/---
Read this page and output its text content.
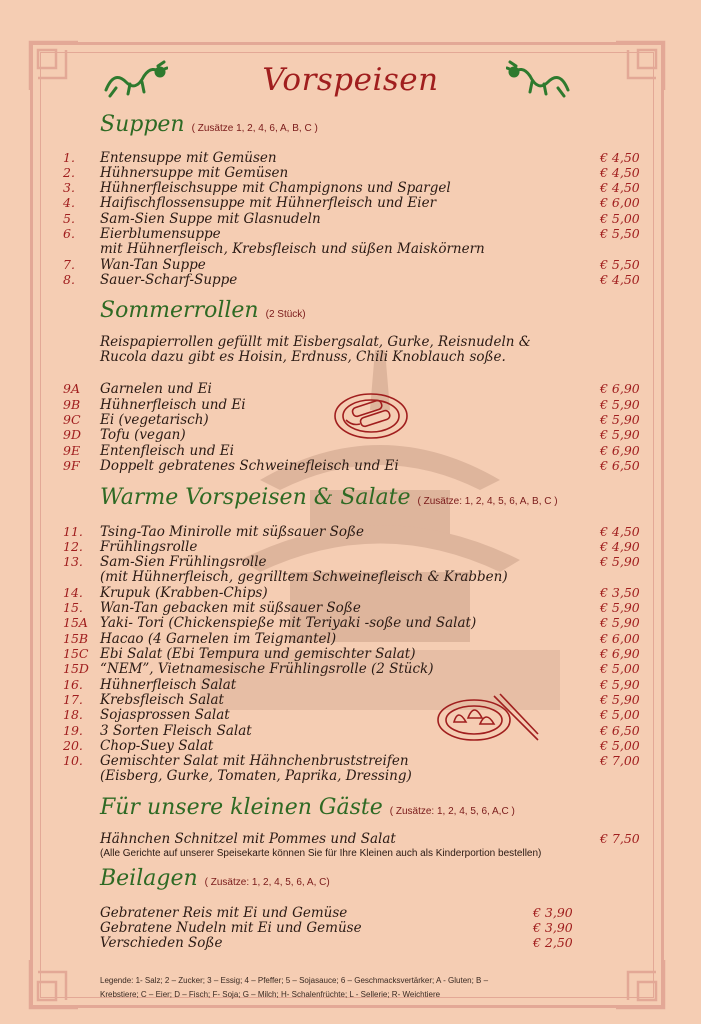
Vorspeisen
Suppen ( Zusätze 1, 2, 4, 6, A, B, C )
1. Entensuppe mit Gemüsen	€ 4,50
2. Hühnersuppe mit Gemüsen	€ 4,50
3. Hühnerfleischsuppe mit Champignons und Spargel	€ 4,50
4. Haifischflossensuppe mit Hühnerfleisch und Eier	€ 6,00
5. Sam-Sien Suppe mit Glasnudeln	€ 5,00
6. Eierblumensuppe	€ 5,50
mit Hühnerfleisch, Krebsfleisch und süßen Maiskörnern
7. Wan-Tan Suppe	€ 5,50
8. Sauer-Scharf-Suppe	€ 4,50
Sommerrollen (2 Stück)
Reispapierrollen gefüllt mit Eisbergsalat, Gurke, Reisnudeln &
Rucola dazu gibt es Hoisin, Erdnuss, Chili Knoblauch soße.
9A Garnelen und Ei	€ 6,90
9B Hühnerfleisch und Ei	€ 5,90
9C Ei (vegetarisch)	€ 5,90
9D Tofu (vegan)	€ 5,90
9E Entenfleisch und Ei	€ 6,90
9F Doppelt gebratenes Schweinefleisch und Ei	€ 6,50
Warme Vorspeisen & Salate ( Zusätze: 1, 2, 4, 5, 6, A, B, C )
11. Tsing-Tao Minirolle mit süßsauer Soße	€ 4,50
12. Frühlingsrolle	€ 4,90
13. Sam-Sien Frühlingsrolle	€ 5,90
(mit Hühnerfleisch, gegrilltem Schweinefleisch & Krabben)
14. Krupuk (Krabben-Chips)	€ 3,50
15. Wan-Tan gebacken mit süßsauer Soße	€ 5,90
15A Yaki- Tori (Chickenspieße mit Teriyaki -soße und Salat)	€ 5,90
15B Hacao (4 Garnelen im Teigmantel)	€ 6,00
15C Ebi Salat (Ebi Tempura und gemischter Salat)	€ 6,90
15D “NEM”, Vietnamesische Frühlingsrolle (2 Stück)	€ 5,00
16. Hühnerfleisch Salat	€ 5,90
17. Krebsfleisch Salat	€ 5,90
18. Sojasprossen Salat	€ 5,00
19. 3 Sorten Fleisch Salat	€ 6,50
20. Chop-Suey Salat	€ 5,00
10. Gemischter Salat mit Hähnchenbruststreifen	€ 7,00
(Eisberg, Gurke, Tomaten, Paprika, Dressing)
Für unsere kleinen Gäste ( Zusätze: 1, 2, 4, 5, 6, A,C )
Hähnchen Schnitzel mit Pommes und Salat	€ 7,50
(Alle Gerichte auf unserer Speisekarte können Sie für Ihre Kleinen auch als Kinderportion bestellen)
Beilagen ( Zusätze: 1, 2, 4, 5, 6, A, C)
Gebratener Reis mit Ei und Gemüse	€ 3,90
Gebratene Nudeln mit Ei und Gemüse	€ 3,90
Verschieden Soße	€ 2,50
Legende: 1- Salz; 2 – Zucker; 3 – Essig; 4 – Pfeffer; 5 – Sojasauce; 6 – Geschmacksvertärker; A - Gluten; B –
Krebstiere; C – Eier; D – Fisch; F- Soja; G – Milch; H- Schalenfrüchte; L - Sellerie; R- Weichtiere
\---
Spot every line that holds "Gemüsen" and copy it.

1. Entensuppe mit Gemüsen	€ 4,50
2. Hühnersuppe mit Gemüsen	€ 4,50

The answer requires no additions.